[Start of Attachment]
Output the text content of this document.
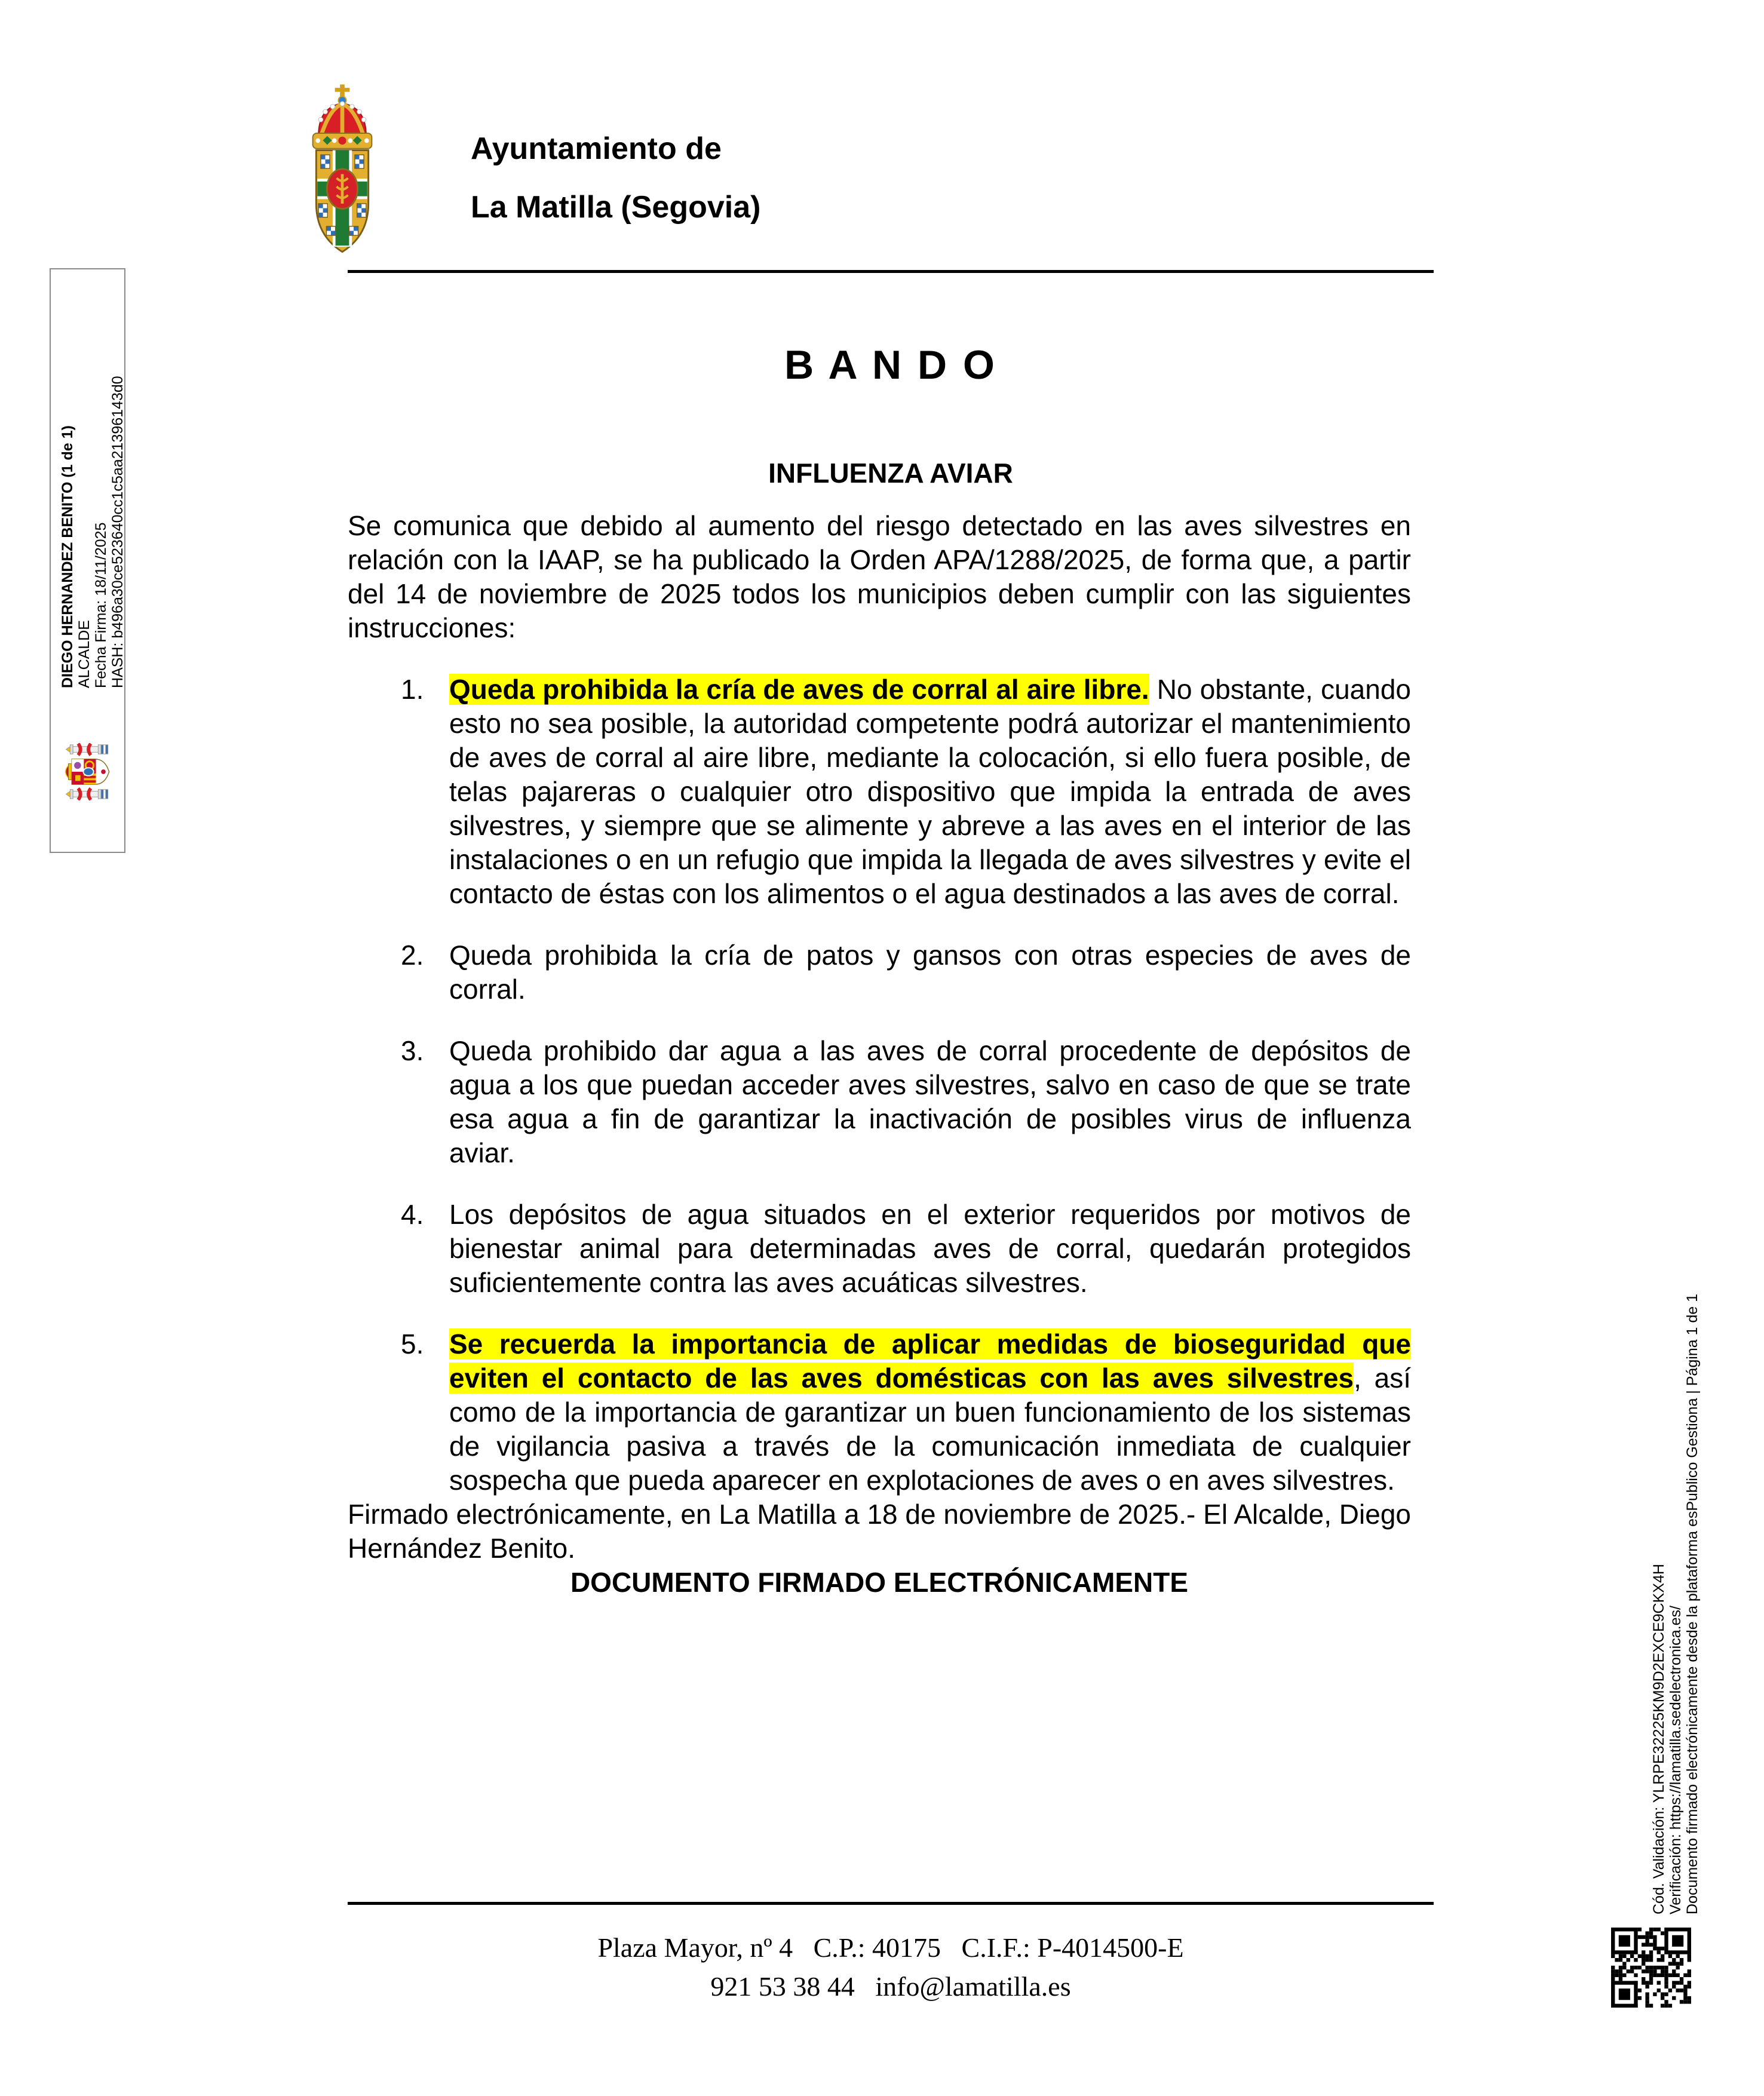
Ayuntamiento de
La Matilla (Segovia)
DIEGO HERNANDEZ BENITO (1 de 1) ALCALDE Fecha Firma: 18/11/2025 HASH: b496a30ce523640cc1c5aa21396143d0
B A N D O
INFLUENZA AVIAR

Se comunica que debido al aumento del riesgo detectado en las aves silvestres en relación con la IAAP, se ha publicado la Orden APA/1288/2025, de forma que, a partir del 14 de noviembre de 2025 todos los municipios deben cumplir con las siguientes instrucciones:

1. Queda prohibida la cría de aves de corral al aire libre. No obstante, cuando esto no sea posible, la autoridad competente podrá autorizar el mantenimiento de aves de corral al aire libre, mediante la colocación, si ello fuera posible, de telas pajareras o cualquier otro dispositivo que impida la entrada de aves silvestres, y siempre que se alimente y abreve a las aves en el interior de las instalaciones o en un refugio que impida la llegada de aves silvestres y evite el contacto de éstas con los alimentos o el agua destinados a las aves de corral.
2. Queda prohibida la cría de patos y gansos con otras especies de aves de corral.
3. Queda prohibido dar agua a las aves de corral procedente de depósitos de agua a los que puedan acceder aves silvestres, salvo en caso de que se trate esa agua a fin de garantizar la inactivación de posibles virus de influenza aviar.
4. Los depósitos de agua situados en el exterior requeridos por motivos de bienestar animal para determinadas aves de corral, quedarán protegidos suficientemente contra las aves acuáticas silvestres.
5. Se recuerda la importancia de aplicar medidas de bioseguridad que eviten el contacto de las aves domésticas con las aves silvestres, así como de la importancia de garantizar un buen funcionamiento de los sistemas de vigilancia pasiva a través de la comunicación inmediata de cualquier sospecha que pueda aparecer en explotaciones de aves o en aves silvestres.

Firmado electrónicamente, en La Matilla a 18 de noviembre de 2025.- El Alcalde, Diego Hernández Benito.

DOCUMENTO FIRMADO ELECTRÓNICAMENTE

Plaza Mayor, nº 4  C.P.: 40175  C.I.F.: P-4014500-E
921 53 38 44  info@lamatilla.es
Cód. Validación: YLRPE32225KM9D2EXCE9CKX4H Verificación: https://lamatilla.sedelectronica.es/ Documento firmado electrónicamente desde la plataforma esPublico Gestiona | Página 1 de 1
[End of Attachment]
● **THE PROBLEM**:
Without the pictures, repeat the listing word for word.

● **EXERCISE ANSWER**:
Output the text content of this document.
Ayuntamiento de
La Matilla (Segovia)
DIEGO HERNANDEZ BENITO (1 de 1) ALCALDE Fecha Firma: 18/11/2025 HASH: b496a30ce523640cc1c5aa21396143d0
B A N D O
INFLUENZA AVIAR

Se comunica que debido al aumento del riesgo detectado en las aves silvestres en relación con la IAAP, se ha publicado la Orden APA/1288/2025, de forma que, a partir del 14 de noviembre de 2025 todos los municipios deben cumplir con las siguientes instrucciones:

1. Queda prohibida la cría de aves de corral al aire libre. No obstante, cuando esto no sea posible, la autoridad competente podrá autorizar el mantenimiento de aves de corral al aire libre, mediante la colocación, si ello fuera posible, de telas pajareras o cualquier otro dispositivo que impida la entrada de aves silvestres, y siempre que se alimente y abreve a las aves en el interior de las instalaciones o en un refugio que impida la llegada de aves silvestres y evite el contacto de éstas con los alimentos o el agua destinados a las aves de corral.
2. Queda prohibida la cría de patos y gansos con otras especies de aves de corral.
3. Queda prohibido dar agua a las aves de corral procedente de depósitos de agua a los que puedan acceder aves silvestres, salvo en caso de que se trate esa agua a fin de garantizar la inactivación de posibles virus de influenza aviar.
4. Los depósitos de agua situados en el exterior requeridos por motivos de bienestar animal para determinadas aves de corral, quedarán protegidos suficientemente contra las aves acuáticas silvestres.
5. Se recuerda la importancia de aplicar medidas de bioseguridad que eviten el contacto de las aves domésticas con las aves silvestres, así como de la importancia de garantizar un buen funcionamiento de los sistemas de vigilancia pasiva a través de la comunicación inmediata de cualquier sospecha que pueda aparecer en explotaciones de aves o en aves silvestres.

Firmado electrónicamente, en La Matilla a 18 de noviembre de 2025.- El Alcalde, Diego Hernández Benito.

DOCUMENTO FIRMADO ELECTRÓNICAMENTE

Plaza Mayor, nº 4  C.P.: 40175  C.I.F.: P-4014500-E
921 53 38 44  info@lamatilla.es
Cód. Validación: YLRPE32225KM9D2EXCE9CKX4H Verificación: https://lamatilla.sedelectronica.es/ Documento firmado electrónicamente desde la plataforma esPublico Gestiona | Página 1 de 1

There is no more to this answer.